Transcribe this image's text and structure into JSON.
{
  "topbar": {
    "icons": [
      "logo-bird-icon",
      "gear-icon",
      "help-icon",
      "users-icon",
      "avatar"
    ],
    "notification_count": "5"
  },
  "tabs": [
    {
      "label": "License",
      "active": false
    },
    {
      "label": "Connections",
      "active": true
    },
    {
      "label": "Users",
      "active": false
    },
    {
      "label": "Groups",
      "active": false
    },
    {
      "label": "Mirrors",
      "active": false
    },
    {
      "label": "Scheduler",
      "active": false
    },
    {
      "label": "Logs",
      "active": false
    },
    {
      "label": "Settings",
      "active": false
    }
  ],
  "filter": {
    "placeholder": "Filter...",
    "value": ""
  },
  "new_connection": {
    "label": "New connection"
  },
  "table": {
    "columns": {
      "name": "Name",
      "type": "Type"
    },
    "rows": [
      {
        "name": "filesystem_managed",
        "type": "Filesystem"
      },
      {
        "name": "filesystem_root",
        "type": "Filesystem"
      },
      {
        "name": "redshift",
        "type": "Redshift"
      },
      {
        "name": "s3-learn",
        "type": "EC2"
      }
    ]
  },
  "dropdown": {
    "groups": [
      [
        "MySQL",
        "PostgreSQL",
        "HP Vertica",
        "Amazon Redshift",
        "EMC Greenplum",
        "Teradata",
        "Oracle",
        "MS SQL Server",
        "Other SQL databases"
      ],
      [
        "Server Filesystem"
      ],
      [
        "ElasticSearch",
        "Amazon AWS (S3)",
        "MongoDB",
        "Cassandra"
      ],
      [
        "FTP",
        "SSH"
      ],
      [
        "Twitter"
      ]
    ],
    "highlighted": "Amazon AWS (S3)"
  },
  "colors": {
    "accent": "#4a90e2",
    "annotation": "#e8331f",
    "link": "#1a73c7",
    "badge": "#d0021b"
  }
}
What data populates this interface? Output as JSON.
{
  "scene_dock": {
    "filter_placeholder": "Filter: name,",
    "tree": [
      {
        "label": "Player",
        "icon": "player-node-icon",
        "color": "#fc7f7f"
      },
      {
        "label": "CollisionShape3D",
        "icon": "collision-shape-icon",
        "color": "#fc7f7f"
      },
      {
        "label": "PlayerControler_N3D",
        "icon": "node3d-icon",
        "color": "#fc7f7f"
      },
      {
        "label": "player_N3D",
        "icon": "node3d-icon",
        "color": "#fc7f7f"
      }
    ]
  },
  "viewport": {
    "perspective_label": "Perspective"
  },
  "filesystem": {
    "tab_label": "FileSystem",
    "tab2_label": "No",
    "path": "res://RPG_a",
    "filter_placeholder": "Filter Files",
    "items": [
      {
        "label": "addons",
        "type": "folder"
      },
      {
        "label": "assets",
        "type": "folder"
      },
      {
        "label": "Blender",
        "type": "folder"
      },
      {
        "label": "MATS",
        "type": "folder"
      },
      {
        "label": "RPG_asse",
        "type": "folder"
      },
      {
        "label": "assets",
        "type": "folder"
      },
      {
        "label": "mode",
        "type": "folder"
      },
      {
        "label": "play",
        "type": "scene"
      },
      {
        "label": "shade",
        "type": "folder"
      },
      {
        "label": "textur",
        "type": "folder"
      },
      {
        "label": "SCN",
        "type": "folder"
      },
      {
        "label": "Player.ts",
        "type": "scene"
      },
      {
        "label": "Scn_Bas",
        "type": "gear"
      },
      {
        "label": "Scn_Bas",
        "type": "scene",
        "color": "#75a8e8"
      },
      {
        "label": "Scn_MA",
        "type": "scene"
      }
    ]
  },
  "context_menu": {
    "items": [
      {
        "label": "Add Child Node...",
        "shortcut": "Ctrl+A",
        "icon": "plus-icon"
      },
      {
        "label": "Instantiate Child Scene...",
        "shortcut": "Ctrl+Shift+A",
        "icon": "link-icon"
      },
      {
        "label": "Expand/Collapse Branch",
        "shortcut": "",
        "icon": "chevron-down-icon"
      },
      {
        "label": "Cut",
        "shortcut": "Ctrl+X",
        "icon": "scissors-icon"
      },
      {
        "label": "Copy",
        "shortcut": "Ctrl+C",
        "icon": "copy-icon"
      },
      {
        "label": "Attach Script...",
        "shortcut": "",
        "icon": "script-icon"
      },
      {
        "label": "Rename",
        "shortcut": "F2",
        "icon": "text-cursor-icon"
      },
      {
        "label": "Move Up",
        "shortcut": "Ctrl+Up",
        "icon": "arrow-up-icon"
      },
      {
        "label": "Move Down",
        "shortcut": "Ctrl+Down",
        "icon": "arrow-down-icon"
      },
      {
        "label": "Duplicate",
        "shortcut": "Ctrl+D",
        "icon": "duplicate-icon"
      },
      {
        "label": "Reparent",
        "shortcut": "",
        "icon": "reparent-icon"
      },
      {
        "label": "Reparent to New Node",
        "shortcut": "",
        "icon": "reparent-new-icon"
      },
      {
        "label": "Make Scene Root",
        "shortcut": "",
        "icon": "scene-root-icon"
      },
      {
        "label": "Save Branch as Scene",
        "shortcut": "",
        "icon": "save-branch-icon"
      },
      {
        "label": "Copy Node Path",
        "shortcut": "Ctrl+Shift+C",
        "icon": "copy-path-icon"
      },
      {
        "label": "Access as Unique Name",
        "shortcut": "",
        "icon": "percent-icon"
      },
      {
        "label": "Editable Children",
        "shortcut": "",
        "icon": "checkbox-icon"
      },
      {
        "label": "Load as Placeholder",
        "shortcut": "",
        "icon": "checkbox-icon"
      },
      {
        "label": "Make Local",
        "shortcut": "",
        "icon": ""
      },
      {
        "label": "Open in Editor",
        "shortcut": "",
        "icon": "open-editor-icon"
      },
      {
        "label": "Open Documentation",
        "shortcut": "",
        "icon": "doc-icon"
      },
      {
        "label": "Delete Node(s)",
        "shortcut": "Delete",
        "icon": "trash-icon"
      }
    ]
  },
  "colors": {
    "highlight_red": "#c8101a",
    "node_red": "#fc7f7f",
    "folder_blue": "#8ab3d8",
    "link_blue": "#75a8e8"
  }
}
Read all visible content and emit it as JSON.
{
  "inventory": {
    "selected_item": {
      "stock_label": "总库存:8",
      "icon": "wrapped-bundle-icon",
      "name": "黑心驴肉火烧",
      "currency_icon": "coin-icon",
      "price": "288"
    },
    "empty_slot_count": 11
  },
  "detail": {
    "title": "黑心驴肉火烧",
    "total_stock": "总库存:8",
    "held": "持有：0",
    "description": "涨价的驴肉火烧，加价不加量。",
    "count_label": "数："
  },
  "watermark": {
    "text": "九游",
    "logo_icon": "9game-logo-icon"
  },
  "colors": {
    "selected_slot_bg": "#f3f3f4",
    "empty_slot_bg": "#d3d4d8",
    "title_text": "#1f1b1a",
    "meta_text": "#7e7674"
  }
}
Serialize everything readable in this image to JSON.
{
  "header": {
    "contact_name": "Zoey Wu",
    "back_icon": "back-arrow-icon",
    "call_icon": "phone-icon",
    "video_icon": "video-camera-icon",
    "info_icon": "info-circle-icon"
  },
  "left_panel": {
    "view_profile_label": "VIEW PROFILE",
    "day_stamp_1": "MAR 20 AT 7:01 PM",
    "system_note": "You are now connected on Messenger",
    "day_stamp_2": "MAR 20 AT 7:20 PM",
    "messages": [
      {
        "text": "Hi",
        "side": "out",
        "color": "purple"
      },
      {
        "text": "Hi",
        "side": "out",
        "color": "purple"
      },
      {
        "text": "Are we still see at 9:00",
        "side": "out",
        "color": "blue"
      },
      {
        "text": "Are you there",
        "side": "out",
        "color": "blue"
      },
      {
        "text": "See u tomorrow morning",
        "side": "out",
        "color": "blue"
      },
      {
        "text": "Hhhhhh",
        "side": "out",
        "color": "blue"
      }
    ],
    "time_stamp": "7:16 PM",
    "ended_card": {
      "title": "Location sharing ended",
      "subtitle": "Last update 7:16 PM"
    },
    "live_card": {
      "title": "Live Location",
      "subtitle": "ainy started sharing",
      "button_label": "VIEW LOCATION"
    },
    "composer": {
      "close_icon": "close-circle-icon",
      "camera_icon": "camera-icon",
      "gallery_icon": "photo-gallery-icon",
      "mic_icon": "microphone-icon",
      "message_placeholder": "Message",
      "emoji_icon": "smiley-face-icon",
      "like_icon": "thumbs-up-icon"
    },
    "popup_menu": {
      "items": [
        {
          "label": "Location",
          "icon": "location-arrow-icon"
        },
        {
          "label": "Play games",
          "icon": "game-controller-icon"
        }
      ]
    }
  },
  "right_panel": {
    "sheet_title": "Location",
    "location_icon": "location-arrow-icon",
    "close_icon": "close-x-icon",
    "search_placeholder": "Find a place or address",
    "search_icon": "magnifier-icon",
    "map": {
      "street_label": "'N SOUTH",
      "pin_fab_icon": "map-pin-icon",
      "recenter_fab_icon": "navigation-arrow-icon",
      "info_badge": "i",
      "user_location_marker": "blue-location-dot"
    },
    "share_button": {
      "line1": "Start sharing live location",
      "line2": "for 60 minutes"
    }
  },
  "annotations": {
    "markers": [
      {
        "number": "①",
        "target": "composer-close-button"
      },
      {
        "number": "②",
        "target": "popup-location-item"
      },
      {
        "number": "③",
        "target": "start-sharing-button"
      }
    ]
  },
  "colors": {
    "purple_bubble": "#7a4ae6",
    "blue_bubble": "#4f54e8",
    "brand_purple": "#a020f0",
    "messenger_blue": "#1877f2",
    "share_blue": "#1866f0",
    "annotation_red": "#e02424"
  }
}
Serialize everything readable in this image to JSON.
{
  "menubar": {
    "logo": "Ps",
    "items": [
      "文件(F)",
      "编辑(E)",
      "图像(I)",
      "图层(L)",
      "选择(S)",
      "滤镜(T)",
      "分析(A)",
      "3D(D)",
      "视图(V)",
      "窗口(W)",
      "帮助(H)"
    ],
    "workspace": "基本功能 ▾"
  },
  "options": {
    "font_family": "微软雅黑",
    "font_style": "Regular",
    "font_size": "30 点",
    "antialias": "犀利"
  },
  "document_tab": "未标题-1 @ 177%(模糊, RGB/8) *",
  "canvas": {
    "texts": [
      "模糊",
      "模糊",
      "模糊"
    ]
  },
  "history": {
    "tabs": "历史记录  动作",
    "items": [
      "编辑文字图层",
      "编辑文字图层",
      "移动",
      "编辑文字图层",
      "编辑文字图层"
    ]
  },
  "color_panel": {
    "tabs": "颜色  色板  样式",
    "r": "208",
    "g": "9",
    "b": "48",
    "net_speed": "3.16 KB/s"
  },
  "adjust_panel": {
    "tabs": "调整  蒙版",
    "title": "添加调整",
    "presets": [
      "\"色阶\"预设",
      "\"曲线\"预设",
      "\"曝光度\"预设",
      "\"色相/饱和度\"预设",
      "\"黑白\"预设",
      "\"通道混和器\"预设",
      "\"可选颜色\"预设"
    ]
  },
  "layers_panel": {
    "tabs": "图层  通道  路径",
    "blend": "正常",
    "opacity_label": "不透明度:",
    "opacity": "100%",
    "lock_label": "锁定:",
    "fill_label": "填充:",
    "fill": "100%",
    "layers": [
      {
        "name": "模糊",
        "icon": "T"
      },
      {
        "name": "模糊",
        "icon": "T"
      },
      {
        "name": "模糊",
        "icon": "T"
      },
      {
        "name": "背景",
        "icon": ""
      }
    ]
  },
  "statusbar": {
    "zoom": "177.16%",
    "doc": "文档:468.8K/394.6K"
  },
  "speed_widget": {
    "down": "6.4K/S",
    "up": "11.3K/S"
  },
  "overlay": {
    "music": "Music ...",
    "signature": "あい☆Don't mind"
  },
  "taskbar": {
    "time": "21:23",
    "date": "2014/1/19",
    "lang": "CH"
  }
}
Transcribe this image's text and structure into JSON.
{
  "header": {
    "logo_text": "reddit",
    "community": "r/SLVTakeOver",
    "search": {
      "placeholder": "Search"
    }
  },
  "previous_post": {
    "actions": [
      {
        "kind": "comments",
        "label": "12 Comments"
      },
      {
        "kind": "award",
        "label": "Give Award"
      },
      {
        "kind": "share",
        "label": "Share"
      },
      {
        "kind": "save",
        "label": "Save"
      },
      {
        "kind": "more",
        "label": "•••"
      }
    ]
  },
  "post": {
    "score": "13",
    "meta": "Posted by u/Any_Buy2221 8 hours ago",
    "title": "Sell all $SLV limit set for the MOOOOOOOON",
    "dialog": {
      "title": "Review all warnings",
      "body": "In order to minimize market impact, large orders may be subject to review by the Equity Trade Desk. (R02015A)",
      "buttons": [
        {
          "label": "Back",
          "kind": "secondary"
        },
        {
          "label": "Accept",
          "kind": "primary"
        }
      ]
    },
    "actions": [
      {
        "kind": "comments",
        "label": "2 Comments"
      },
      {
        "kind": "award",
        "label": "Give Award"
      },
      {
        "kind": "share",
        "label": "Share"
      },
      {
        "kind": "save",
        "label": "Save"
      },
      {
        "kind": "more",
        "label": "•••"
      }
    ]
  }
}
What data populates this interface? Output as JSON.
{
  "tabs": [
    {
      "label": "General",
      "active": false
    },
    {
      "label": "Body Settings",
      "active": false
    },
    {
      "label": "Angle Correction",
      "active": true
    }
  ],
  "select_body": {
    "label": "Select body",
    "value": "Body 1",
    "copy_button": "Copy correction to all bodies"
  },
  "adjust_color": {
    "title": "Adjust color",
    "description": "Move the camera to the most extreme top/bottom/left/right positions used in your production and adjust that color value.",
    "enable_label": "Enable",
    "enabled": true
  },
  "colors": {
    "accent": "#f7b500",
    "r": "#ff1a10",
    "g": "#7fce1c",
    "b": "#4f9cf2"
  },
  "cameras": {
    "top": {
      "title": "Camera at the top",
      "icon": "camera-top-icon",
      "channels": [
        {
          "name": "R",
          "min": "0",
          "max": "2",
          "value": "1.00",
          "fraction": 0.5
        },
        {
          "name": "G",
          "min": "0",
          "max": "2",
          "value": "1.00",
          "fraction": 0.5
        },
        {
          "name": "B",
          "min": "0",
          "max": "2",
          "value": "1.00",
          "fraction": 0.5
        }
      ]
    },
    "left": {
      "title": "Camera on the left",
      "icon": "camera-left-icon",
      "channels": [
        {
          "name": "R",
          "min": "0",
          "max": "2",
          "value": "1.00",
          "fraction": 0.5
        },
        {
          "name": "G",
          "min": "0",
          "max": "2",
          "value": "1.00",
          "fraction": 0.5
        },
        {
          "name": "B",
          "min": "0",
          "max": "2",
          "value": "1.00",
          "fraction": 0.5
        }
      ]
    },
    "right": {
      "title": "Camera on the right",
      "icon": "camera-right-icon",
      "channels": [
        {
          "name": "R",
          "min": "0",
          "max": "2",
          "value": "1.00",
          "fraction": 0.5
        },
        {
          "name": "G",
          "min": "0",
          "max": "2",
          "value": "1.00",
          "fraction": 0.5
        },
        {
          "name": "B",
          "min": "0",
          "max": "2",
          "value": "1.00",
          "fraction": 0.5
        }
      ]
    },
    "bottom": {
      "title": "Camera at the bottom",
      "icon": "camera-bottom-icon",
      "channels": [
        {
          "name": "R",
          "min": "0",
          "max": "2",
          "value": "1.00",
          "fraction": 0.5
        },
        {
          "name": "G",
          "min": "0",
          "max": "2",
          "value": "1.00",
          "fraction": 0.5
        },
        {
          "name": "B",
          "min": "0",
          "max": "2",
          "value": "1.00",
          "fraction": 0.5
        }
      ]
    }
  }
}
--------
PROBLEM DETAILS
Check each line of the entries above, and show every one holding the word "circle".

ANSWER BELOW
    "info_icon": "info-circle-icon"
      "close_icon": "close-circle-icon",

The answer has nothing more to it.